## Written task
Isolate every line in the records below with "this" in it.

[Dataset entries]
|---|

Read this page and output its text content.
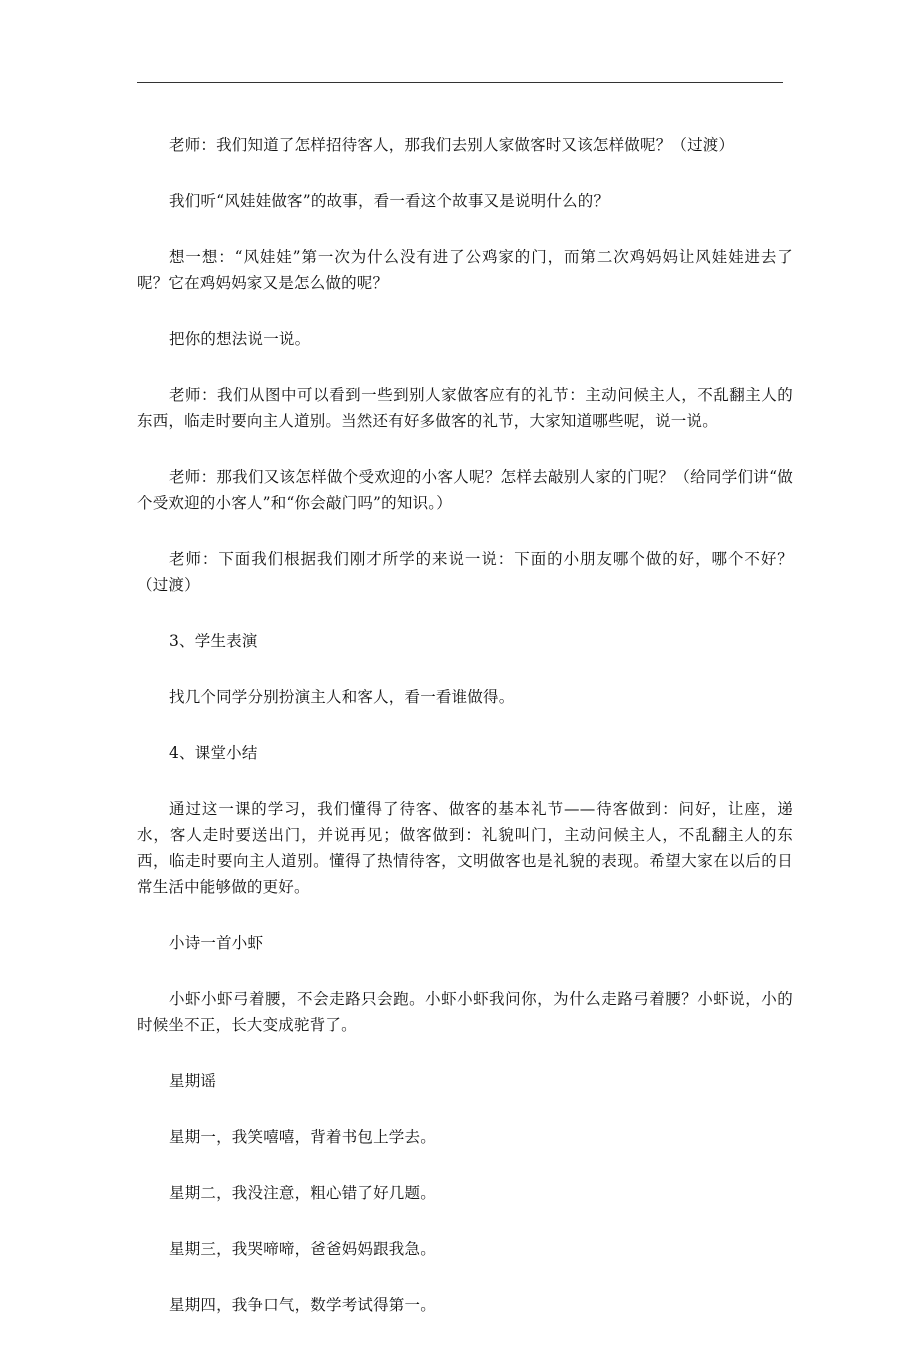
老师：我们知道了怎样招待客人，那我们去别人家做客时又该怎样做呢？（过渡）

我们听“风娃娃做客”的故事，看一看这个故事又是说明什么的？

想一想：“风娃娃”第一次为什么没有进了公鸡家的门，而第二次鸡妈妈让风娃娃进去了呢？它在鸡妈妈家又是怎么做的呢？

把你的想法说一说。

老师：我们从图中可以看到一些到别人家做客应有的礼节：主动问候主人，不乱翻主人的东西，临走时要向主人道别。当然还有好多做客的礼节，大家知道哪些呢，说一说。

老师：那我们又该怎样做个受欢迎的小客人呢？怎样去敲别人家的门呢？（给同学们讲“做个受欢迎的小客人”和“你会敲门吗”的知识。）

老师：下面我们根据我们刚才所学的来说一说：下面的小朋友哪个做的好，哪个不好？（过渡）

3、学生表演

找几个同学分别扮演主人和客人，看一看谁做得。

4、课堂小结

通过这一课的学习，我们懂得了待客、做客的基本礼节——待客做到：问好，让座，递水，客人走时要送出门，并说再见；做客做到：礼貌叫门，主动问候主人，不乱翻主人的东西，临走时要向主人道别。懂得了热情待客，文明做客也是礼貌的表现。希望大家在以后的日常生活中能够做的更好。

小诗一首小虾

小虾小虾弓着腰，不会走路只会跑。小虾小虾我问你，为什么走路弓着腰？小虾说，小的时候坐不正，长大变成驼背了。

星期谣

星期一，我笑嘻嘻，背着书包上学去。

星期二，我没注意，粗心错了好几题。

星期三，我哭啼啼，爸爸妈妈跟我急。

星期四，我争口气，数学考试得第一。
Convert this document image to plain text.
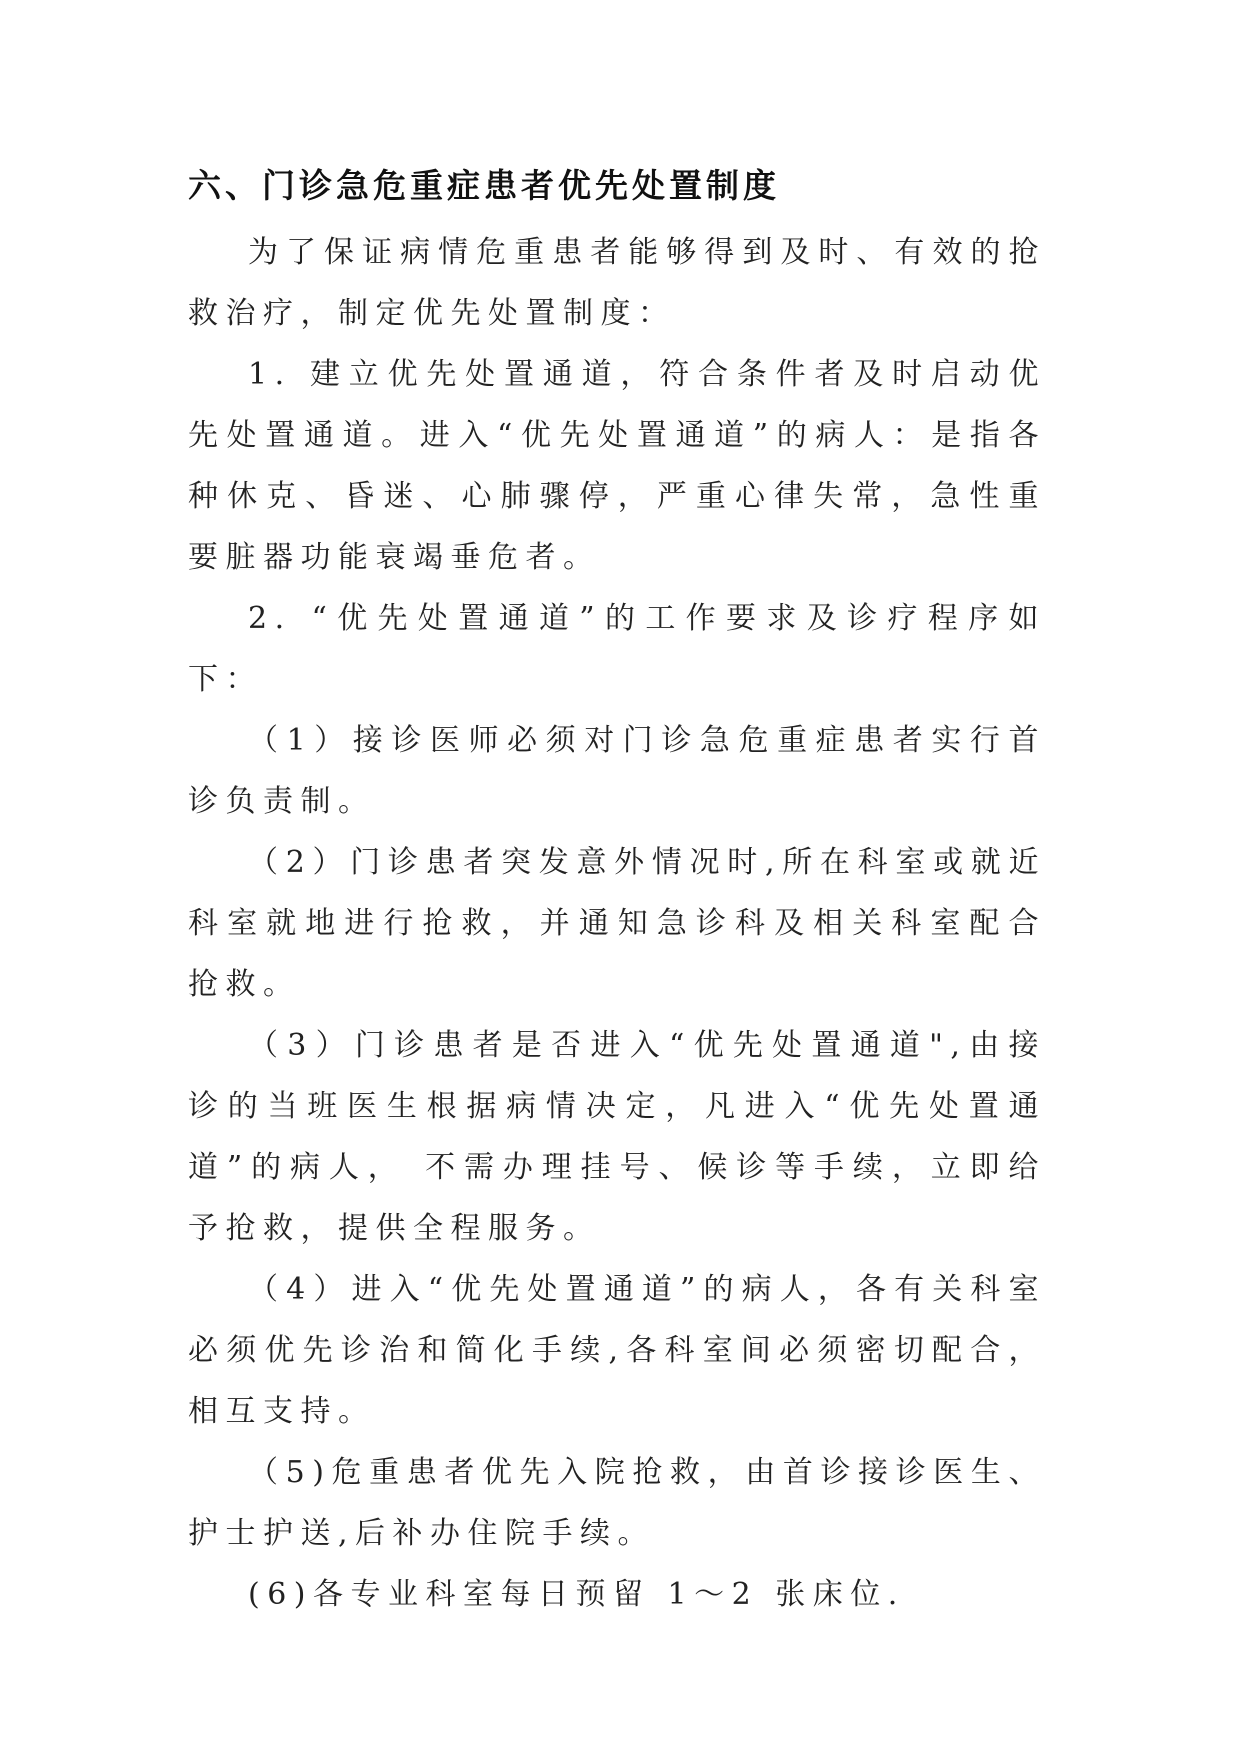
六、门诊急危重症患者优先处置制度

为了保证病情危重患者能够得到及时、有效的抢救治疗，制定优先处置制度：

1. 建立优先处置通道，符合条件者及时启动优先处置通道。进入“优先处置通道”的病人：是指各种休克、昏迷、心肺骤停，严重心律失常，急性重要脏器功能衰竭垂危者。

2. “优先处置通道”的工作要求及诊疗程序如下：

（1）接诊医师必须对门诊急危重症患者实行首诊负责制。

（2）门诊患者突发意外情况时,所在科室或就近科室就地进行抢救，并通知急诊科及相关科室配合抢救。

（3）门诊患者是否进入“优先处置通道",由接诊的当班医生根据病情决定，凡进入“优先处置通道”的病人， 不需办理挂号、候诊等手续，立即给予抢救，提供全程服务。

（4）进入“优先处置通道”的病人，各有关科室必须优先诊治和简化手续,各科室间必须密切配合，相互支持。

（5)危重患者优先入院抢救，由首诊接诊医生、护士护送,后补办住院手续。

(6)各专业科室每日预留 1～2 张床位.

|---|

## Exercise answer
Read this page and output its text content.
Convert this document image to plain text.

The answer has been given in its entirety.